*Required task*
Each entry below is to be transcribed exactly.

*Available data*
= = = = =

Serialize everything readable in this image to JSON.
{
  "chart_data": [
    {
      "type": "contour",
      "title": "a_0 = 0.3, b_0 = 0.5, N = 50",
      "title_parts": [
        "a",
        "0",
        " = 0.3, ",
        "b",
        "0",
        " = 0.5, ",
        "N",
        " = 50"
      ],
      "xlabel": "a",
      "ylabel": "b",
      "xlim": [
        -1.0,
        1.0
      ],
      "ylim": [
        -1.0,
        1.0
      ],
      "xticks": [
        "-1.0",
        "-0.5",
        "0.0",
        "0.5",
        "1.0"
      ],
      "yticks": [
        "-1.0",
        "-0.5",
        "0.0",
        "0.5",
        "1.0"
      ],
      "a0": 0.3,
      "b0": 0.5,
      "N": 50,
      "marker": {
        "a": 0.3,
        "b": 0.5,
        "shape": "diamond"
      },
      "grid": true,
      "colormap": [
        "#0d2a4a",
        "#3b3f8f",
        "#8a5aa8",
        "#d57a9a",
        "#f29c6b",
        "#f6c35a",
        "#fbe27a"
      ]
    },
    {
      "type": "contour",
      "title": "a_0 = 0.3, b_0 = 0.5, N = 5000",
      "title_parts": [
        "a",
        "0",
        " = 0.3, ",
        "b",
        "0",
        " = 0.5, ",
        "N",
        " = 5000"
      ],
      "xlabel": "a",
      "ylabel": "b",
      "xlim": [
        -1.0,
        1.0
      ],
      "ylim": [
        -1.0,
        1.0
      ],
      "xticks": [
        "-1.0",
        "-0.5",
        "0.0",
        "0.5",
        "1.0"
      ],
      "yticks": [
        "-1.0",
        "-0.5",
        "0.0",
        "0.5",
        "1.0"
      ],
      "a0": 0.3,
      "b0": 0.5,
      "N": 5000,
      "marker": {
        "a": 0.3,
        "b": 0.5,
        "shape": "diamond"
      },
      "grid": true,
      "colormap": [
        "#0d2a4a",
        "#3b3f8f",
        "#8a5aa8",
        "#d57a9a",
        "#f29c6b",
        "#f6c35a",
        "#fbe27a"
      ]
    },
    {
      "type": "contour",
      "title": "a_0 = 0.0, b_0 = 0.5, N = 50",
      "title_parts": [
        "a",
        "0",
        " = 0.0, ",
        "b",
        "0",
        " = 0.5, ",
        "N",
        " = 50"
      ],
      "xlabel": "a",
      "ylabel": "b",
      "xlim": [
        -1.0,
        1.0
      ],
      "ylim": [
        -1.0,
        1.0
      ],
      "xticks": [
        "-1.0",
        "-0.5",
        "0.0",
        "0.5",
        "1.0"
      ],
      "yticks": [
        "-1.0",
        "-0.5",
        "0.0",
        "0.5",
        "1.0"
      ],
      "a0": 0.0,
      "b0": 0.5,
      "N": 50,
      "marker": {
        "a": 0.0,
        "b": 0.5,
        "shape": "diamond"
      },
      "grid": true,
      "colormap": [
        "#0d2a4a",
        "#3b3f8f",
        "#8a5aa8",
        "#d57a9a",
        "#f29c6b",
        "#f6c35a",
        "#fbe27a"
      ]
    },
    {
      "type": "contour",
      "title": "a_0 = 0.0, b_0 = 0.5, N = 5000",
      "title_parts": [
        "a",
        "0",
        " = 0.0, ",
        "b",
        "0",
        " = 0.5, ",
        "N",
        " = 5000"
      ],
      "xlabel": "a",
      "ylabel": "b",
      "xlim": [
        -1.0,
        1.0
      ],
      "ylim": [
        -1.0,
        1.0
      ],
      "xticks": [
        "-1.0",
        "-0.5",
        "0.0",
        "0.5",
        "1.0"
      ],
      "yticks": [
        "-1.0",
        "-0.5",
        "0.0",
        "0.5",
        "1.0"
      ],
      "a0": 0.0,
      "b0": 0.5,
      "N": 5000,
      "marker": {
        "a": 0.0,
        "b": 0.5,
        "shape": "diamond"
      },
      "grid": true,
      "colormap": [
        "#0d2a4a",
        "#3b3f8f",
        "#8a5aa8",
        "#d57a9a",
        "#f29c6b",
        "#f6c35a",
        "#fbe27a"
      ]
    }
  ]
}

= = = = =

*Solution to this problem*
Serialize everything readable in this image to JSON.
{
  "chart_data": [
    {
      "type": "contour",
      "title": "a_0 = 0.3, b_0 = 0.5, N = 50",
      "title_parts": [
        "a",
        "0",
        " = 0.3, ",
        "b",
        "0",
        " = 0.5, ",
        "N",
        " = 50"
      ],
      "xlabel": "a",
      "ylabel": "b",
      "xlim": [
        -1.0,
        1.0
      ],
      "ylim": [
        -1.0,
        1.0
      ],
      "xticks": [
        "-1.0",
        "-0.5",
        "0.0",
        "0.5",
        "1.0"
      ],
      "yticks": [
        "-1.0",
        "-0.5",
        "0.0",
        "0.5",
        "1.0"
      ],
      "a0": 0.3,
      "b0": 0.5,
      "N": 50,
      "marker": {
        "a": 0.3,
        "b": 0.5,
        "shape": "diamond"
      },
      "grid": true,
      "colormap": [
        "#0d2a4a",
        "#3b3f8f",
        "#8a5aa8",
        "#d57a9a",
        "#f29c6b",
        "#f6c35a",
        "#fbe27a"
      ]
    },
    {
      "type": "contour",
      "title": "a_0 = 0.3, b_0 = 0.5, N = 5000",
      "title_parts": [
        "a",
        "0",
        " = 0.3, ",
        "b",
        "0",
        " = 0.5, ",
        "N",
        " = 5000"
      ],
      "xlabel": "a",
      "ylabel": "b",
      "xlim": [
        -1.0,
        1.0
      ],
      "ylim": [
        -1.0,
        1.0
      ],
      "xticks": [
        "-1.0",
        "-0.5",
        "0.0",
        "0.5",
        "1.0"
      ],
      "yticks": [
        "-1.0",
        "-0.5",
        "0.0",
        "0.5",
        "1.0"
      ],
      "a0": 0.3,
      "b0": 0.5,
      "N": 5000,
      "marker": {
        "a": 0.3,
        "b": 0.5,
        "shape": "diamond"
      },
      "grid": true,
      "colormap": [
        "#0d2a4a",
        "#3b3f8f",
        "#8a5aa8",
        "#d57a9a",
        "#f29c6b",
        "#f6c35a",
        "#fbe27a"
      ]
    },
    {
      "type": "contour",
      "title": "a_0 = 0.0, b_0 = 0.5, N = 50",
      "title_parts": [
        "a",
        "0",
        " = 0.0, ",
        "b",
        "0",
        " = 0.5, ",
        "N",
        " = 50"
      ],
      "xlabel": "a",
      "ylabel": "b",
      "xlim": [
        -1.0,
        1.0
      ],
      "ylim": [
        -1.0,
        1.0
      ],
      "xticks": [
        "-1.0",
        "-0.5",
        "0.0",
        "0.5",
        "1.0"
      ],
      "yticks": [
        "-1.0",
        "-0.5",
        "0.0",
        "0.5",
        "1.0"
      ],
      "a0": 0.0,
      "b0": 0.5,
      "N": 50,
      "marker": {
        "a": 0.0,
        "b": 0.5,
        "shape": "diamond"
      },
      "grid": true,
      "colormap": [
        "#0d2a4a",
        "#3b3f8f",
        "#8a5aa8",
        "#d57a9a",
        "#f29c6b",
        "#f6c35a",
        "#fbe27a"
      ]
    },
    {
      "type": "contour",
      "title": "a_0 = 0.0, b_0 = 0.5, N = 5000",
      "title_parts": [
        "a",
        "0",
        " = 0.0, ",
        "b",
        "0",
        " = 0.5, ",
        "N",
        " = 5000"
      ],
      "xlabel": "a",
      "ylabel": "b",
      "xlim": [
        -1.0,
        1.0
      ],
      "ylim": [
        -1.0,
        1.0
      ],
      "xticks": [
        "-1.0",
        "-0.5",
        "0.0",
        "0.5",
        "1.0"
      ],
      "yticks": [
        "-1.0",
        "-0.5",
        "0.0",
        "0.5",
        "1.0"
      ],
      "a0": 0.0,
      "b0": 0.5,
      "N": 5000,
      "marker": {
        "a": 0.0,
        "b": 0.5,
        "shape": "diamond"
      },
      "grid": true,
      "colormap": [
        "#0d2a4a",
        "#3b3f8f",
        "#8a5aa8",
        "#d57a9a",
        "#f29c6b",
        "#f6c35a",
        "#fbe27a"
      ]
    }
  ]
}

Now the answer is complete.